* EXCERPTED PASSAGE *
■ ■ ■ ■ ■

I have tried to sketch the difficulties of Malta. It is over-populated. Up to 1914, emigration from Malta kept the population more or less balanced but, like all other nations after the first World War, restraint was put upon emigration by the countries to which emigration should be directed, and this population has been accumulating in Malta. Curiously enough, this week an agreement has been reached by the Maltese Government to charter a ship to take 817 emigrants to Australia. Now the Australians have done wisely in accepting these emigrants because the Maltese are good craftsmen, willing, quiet and industrious workers. If Australia is wise this will be only the first trial of taking Maltese to that vast continent which is so thirsty for people—in fact, a token embarkation.

I should like to bring to the House a proposal that I made to the Governor when I was in Malta about 18 months or two years ago. He thought it so useful that we went together to see the Prime Minister of Malta, Dr. Boffa. Dr. Boffa called some of his own Cabinet Ministers together for me to repeat to them this proposal which, while it will not solve the difficulties of Malta, will certainly alleviate them; it could also help us in this country to a certain extent. This proposal has appeared already in print in this country, in "The Times" and in other papers. In fact, the Maltese Government sent a representative to see me here in London and I made him a promise that I would bring to the attention of the House this question and this proposal.

I beg the House, therefore, to listen with patience to this proposal. I am glad to see that my right hon. Friend the Colonial Secretary is here, for he is a very good Colonial Secretary. I have been through more Colonies lately than most people in this House, and I speak of him with very high regard and esteem. He is much more highly regarded in the Colonies than I imagined prior to my visits. The suggestion is to inaugurate cruises similar to the "strength through joy" cruises established by Goebbels in Germany before the war.

■ ■ ■ ■ ■

* RECORDED INFORMATION *
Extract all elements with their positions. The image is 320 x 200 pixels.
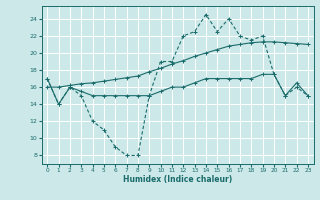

■ ■ ■ ■ ■

* GOAL OF THE EXERCISE *
From the speech on Malta above, write out the part that begins at the words "I beg the House, therefore, to" and stops after the words "before the war.".

* FINISHED EXERCISE *
I beg the House, therefore, to listen with patience to this proposal. I am glad to see that my right hon. Friend the Colonial Secretary is here, for he is a very good Colonial Secretary. I have been through more Colonies lately than most people in this House, and I speak of him with very high regard and esteem. He is much more highly regarded in the Colonies than I imagined prior to my visits. The suggestion is to inaugurate cruises similar to the "strength through joy" cruises established by Goebbels in Germany before the war.